* Provided material
# # #

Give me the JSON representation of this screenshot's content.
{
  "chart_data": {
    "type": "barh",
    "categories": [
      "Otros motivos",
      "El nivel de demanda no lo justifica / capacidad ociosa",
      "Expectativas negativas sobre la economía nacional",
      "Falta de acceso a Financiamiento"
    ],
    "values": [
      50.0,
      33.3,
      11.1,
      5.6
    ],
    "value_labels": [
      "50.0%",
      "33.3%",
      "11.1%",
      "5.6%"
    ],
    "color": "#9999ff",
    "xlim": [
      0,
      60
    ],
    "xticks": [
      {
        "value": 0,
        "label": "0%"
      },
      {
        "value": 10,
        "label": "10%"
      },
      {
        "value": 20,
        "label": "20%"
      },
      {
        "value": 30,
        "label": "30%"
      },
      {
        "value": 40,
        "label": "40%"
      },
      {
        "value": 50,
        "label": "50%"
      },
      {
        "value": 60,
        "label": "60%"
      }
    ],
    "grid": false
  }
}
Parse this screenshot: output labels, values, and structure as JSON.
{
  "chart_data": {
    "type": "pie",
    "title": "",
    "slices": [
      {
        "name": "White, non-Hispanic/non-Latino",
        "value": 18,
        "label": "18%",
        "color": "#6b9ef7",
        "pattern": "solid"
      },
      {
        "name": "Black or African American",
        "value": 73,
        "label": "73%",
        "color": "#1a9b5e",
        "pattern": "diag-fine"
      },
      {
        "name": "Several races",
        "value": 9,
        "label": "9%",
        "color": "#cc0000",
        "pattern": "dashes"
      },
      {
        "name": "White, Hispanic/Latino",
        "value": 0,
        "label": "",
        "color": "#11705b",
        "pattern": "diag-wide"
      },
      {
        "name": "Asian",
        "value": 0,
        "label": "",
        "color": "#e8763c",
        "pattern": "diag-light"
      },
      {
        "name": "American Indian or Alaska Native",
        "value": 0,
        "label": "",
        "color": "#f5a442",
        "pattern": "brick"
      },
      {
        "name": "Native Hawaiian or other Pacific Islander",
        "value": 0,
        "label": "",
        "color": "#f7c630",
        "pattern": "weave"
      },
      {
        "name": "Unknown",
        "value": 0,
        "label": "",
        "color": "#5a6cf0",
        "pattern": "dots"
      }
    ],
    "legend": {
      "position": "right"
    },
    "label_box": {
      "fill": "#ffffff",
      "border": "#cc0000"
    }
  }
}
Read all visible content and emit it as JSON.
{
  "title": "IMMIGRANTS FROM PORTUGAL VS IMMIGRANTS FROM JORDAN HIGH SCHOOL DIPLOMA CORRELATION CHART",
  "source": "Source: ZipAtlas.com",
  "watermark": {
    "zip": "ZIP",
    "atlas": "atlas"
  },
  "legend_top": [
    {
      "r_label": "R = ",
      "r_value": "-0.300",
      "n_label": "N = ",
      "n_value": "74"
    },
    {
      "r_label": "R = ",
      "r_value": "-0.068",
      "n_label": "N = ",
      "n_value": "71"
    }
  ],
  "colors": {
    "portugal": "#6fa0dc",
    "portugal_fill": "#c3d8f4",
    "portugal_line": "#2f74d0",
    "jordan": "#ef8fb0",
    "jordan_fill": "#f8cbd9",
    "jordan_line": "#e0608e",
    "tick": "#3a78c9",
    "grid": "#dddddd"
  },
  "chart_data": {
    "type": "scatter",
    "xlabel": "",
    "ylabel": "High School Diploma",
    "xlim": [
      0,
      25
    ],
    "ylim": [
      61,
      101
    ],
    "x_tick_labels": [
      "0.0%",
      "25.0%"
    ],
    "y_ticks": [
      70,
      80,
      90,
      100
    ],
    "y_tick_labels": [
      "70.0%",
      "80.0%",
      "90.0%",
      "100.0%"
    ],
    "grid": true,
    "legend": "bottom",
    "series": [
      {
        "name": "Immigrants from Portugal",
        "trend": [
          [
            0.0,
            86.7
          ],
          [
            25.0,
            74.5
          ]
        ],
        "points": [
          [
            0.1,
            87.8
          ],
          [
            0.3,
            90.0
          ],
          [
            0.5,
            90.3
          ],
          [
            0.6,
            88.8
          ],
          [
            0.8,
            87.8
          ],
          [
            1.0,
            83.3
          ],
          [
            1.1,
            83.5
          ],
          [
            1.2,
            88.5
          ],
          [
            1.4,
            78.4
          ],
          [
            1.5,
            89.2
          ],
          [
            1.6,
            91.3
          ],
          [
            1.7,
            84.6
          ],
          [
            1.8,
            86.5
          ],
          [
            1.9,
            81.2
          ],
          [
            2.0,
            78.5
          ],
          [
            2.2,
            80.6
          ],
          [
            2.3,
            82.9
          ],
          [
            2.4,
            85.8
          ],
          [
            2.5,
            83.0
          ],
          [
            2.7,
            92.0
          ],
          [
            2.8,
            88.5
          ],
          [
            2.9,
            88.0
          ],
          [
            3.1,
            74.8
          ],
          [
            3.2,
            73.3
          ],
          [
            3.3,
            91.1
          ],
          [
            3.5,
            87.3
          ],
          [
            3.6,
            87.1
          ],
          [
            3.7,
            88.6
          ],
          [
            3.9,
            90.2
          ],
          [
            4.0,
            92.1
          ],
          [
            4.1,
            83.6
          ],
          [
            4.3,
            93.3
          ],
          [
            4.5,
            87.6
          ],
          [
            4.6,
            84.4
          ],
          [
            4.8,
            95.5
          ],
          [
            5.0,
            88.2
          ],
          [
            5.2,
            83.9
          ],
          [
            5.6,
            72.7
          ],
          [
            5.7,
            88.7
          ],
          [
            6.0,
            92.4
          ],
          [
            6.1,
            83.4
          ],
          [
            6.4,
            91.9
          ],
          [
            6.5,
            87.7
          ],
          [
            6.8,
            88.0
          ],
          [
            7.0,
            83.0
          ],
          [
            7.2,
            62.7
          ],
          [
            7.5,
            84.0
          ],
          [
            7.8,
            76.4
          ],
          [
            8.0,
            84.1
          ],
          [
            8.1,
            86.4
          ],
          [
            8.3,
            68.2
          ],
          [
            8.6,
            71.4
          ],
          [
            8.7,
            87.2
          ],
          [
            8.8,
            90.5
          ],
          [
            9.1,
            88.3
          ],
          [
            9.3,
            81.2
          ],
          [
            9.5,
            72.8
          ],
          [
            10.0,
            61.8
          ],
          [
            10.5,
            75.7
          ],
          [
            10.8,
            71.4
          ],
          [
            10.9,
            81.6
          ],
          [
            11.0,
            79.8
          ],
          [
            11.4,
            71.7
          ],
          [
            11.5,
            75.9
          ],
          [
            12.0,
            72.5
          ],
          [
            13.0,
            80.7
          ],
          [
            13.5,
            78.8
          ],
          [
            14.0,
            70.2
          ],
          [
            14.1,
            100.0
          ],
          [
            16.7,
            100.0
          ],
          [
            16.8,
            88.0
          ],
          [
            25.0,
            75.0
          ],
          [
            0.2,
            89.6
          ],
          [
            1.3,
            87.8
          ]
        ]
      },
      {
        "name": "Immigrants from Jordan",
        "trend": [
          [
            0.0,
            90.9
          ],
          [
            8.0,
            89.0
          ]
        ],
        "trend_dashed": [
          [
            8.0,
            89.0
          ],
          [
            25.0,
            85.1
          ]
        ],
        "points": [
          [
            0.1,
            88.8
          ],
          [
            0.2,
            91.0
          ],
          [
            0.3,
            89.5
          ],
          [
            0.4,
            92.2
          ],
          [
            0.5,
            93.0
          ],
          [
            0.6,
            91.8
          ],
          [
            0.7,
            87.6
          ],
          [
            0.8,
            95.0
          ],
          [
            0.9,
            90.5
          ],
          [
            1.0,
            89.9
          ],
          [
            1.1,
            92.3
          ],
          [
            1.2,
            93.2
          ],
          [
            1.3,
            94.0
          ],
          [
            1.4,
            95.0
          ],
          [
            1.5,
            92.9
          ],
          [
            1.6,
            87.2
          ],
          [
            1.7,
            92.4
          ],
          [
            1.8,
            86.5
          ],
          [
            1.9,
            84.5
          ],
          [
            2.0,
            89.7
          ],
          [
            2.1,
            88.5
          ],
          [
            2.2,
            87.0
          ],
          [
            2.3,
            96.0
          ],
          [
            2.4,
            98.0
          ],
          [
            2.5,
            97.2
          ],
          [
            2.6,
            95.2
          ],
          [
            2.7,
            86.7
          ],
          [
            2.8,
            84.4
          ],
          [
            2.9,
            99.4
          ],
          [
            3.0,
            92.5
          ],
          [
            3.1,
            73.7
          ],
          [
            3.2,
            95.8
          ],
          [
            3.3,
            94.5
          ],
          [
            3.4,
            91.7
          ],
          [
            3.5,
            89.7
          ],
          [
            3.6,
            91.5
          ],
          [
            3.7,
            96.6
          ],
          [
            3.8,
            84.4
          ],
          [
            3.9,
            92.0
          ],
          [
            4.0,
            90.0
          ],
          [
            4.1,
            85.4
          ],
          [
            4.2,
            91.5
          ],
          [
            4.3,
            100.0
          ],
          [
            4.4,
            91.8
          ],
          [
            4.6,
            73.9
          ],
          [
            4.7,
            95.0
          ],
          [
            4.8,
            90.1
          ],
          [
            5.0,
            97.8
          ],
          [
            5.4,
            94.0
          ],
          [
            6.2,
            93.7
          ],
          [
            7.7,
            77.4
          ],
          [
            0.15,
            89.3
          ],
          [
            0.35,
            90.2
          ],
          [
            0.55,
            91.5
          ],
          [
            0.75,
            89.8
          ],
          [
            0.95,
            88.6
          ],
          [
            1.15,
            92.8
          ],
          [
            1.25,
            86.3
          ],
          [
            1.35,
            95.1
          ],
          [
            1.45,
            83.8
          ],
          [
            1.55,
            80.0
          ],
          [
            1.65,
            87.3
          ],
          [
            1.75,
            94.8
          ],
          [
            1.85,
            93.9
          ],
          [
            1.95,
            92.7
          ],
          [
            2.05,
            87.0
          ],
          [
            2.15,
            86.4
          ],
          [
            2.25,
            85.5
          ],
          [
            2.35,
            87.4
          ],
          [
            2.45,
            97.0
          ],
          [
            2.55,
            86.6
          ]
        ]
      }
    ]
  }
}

# # #

From the data above, pick out each line containing "title" and copy it.

    "title": "",
  "title": "IMMIGRANTS FROM PORTUGAL VS IMMIGRANTS FROM JORDAN HIGH SCHOOL DIPLOMA CORRELATION CHART",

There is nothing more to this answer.